------ DATA PROVIDED ------

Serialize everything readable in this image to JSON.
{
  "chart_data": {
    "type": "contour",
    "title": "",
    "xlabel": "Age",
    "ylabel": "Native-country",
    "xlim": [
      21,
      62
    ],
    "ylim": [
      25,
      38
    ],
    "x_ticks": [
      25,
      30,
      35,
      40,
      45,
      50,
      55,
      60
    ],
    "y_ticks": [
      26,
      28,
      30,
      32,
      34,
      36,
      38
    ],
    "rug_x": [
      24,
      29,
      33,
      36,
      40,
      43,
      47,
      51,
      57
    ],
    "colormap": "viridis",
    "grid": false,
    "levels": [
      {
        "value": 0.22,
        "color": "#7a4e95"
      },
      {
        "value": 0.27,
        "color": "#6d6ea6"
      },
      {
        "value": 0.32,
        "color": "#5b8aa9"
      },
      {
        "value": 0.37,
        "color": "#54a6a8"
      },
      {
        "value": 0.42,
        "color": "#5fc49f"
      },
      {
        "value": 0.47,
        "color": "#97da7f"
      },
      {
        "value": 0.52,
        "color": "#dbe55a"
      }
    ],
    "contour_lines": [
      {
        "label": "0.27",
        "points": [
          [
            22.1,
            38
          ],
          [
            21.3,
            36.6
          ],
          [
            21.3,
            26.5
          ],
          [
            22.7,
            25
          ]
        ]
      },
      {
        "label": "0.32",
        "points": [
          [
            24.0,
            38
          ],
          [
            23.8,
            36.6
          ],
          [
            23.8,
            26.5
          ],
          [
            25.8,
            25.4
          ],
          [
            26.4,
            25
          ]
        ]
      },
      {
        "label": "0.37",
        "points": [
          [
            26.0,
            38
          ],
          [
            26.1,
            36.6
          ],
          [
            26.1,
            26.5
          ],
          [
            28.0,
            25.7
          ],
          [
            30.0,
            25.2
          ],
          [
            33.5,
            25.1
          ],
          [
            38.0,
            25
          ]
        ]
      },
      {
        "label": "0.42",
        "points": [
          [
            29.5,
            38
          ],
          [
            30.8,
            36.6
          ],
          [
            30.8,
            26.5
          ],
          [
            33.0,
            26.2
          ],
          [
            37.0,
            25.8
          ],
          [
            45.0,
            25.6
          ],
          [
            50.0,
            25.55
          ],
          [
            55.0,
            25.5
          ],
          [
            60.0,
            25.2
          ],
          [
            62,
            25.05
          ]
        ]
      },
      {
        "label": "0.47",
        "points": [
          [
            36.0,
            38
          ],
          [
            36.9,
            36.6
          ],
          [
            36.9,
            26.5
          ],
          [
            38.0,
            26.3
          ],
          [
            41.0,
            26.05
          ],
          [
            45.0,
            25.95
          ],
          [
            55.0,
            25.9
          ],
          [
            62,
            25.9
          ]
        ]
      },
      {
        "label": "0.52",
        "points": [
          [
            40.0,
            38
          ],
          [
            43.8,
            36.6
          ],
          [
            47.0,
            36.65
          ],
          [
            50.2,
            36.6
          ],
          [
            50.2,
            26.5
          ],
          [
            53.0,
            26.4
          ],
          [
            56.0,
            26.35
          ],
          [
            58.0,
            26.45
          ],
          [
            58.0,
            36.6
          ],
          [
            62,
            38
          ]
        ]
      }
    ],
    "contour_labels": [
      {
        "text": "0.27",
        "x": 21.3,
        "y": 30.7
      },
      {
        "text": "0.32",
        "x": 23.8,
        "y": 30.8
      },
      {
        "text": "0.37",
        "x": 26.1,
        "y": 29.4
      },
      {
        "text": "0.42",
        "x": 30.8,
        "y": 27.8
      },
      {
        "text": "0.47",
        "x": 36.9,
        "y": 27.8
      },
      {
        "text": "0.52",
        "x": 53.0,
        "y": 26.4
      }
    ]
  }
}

------

JOB. Using the records above, gather all lines where the string "value" is present.

REPLY TO THE EXERCISE.
        "value": 0.22,
        "value": 0.27,
        "value": 0.32,
        "value": 0.37,
        "value": 0.42,
        "value": 0.47,
        "value": 0.52,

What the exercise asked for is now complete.